> **Extract to read**:
"Repetitive strain injury is the kind of work-related injury [that is] often overlooked because it develops from multiple minor movements that lead to accumulated injury over the course of years," lead author Dr. Atalie Thompson from Stanford University told AuntMinnie.com via email. "From the public health perspective, these RSIs are more insidious and often more prevalent than expected."
Work-related repetitive strain injury has been recognized in other professions in which work is largely carried out on a computer, but little has been published on how well breast imagers adhere to ergonomic recommendations, or how they are affected by computer workstations, according to Thompson. She and her colleagues investigated the prevalence of RSI among breast imagers and whether any particular ergonomic interventions are helpful in reducing or preventing it.
Dr. Atalie Thompson from Stanford University.
For the study, the group emailed an anonymous survey to 2,618 physician members of the Society of Breast Imaging (SBI) in 2012. They received 727 responses, for a rate of 27.8% (JACR, August 22, 2014).
The survey asked participants to rank their pain levels before and after digital imaging was implemented in their workplace, and it included questions about departmental position, current use of digital or analog mammography, hours spent per day at a computer or PACS workstation, hours spent per day in an awkward position (e.g., wrists bent, leaning forward, or stooping or squatting), and previous diagnoses of repetitive strain or overuse syndrome.
In all, 438 (60.2%) of the 727 survey participants reported RSI symptoms; 242 (33.3%) reported prior diagnosis and treatment of repetitive strain syndrome. Unsurprisingly, RSI symptoms increased with the number of work hours, and respondents said they experienced greater pain levels after PACS was implemented in their department.
The survey participants also reported a decrease in pain after beginning to use ergonomic devices or receiving ergonomic training, although only 17.7% said they used an ergonomic mouse and 13.3% had attended ergonomic training.
"We expected to find reports of RSI, but it was more prevalent than we anticipated," Thompson told AuntMinnie.com. "And we were surprised that such a low percentage of respondents reported using an ergonomic mouse or adjustable tables at work. Even fewer had ever received any ergonomic training, though a majority of respondents expressed interest in participating in this kind of training if it were available."
Another unexpected finding was that RSI rates were higher among radiologists 49 years of age or younger, Thompson said.
"We were initially surprised that there was a trend for RSI to be reported among younger radiologists, since RSI is an injury pattern that accumulates over time," she told AuntMinnie.com. "But younger radiologists also reported longer work hours. As these younger radiologists age and accumulate more years of injury, the typical pattern for RSI and age may develop."
Regarding different types of ergonomic interventions, respondents rated their pain before and after implementation on a scale of 0 to 10, with 10 being the most pain.
|Median pain level after changes in work environment
Computers have negatively affected workers in numerous professions, the authors wrote. Businesses have a framework for spending money on ergonomic training and devices; however, healthcare does not -- and it's time for that to change.
"Instituting ergonomic workstations takes planning and, of course, will cost money," Thompson said. "Some of these changes may be expensive in the short term, but they're a worthwhile investment in the health of radiologists. If we can prevent radiologists from having diminished work productivity due to painful RSI symptoms, ergonomic workstations will be more than cost-effective in the long run."

> **What to do**: Which percentages appear in the article on repetitive strain injury among breast imagers? The items have no connection to the article.

> **Extracted information**:
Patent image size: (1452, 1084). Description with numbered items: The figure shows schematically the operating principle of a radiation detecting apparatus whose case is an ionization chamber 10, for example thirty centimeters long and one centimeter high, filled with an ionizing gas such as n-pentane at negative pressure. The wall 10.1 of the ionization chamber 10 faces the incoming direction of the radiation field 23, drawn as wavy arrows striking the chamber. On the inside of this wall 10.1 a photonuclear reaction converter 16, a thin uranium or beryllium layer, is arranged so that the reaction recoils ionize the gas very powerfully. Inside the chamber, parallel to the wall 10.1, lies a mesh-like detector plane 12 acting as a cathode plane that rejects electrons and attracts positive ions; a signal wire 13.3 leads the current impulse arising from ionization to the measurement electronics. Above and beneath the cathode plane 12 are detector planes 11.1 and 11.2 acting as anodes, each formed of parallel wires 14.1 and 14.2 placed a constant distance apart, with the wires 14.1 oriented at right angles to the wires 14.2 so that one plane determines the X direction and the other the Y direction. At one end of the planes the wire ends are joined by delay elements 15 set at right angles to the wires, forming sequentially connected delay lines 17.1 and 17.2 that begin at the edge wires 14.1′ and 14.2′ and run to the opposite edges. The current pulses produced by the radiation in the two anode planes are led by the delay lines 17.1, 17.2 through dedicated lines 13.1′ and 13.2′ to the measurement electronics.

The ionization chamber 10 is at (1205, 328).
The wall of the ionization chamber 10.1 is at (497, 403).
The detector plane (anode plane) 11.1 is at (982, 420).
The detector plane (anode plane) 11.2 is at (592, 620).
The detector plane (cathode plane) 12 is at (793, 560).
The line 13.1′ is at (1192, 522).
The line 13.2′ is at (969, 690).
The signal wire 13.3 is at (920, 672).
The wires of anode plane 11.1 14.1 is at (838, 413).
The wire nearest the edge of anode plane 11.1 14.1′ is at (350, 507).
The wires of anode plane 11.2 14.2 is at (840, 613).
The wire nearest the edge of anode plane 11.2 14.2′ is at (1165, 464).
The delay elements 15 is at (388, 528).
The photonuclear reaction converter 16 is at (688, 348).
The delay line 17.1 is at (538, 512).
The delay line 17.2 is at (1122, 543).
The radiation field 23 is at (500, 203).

> **Solution for this task**: 27.8%, 60.2%, 33.3%, 17.7%, 13.3%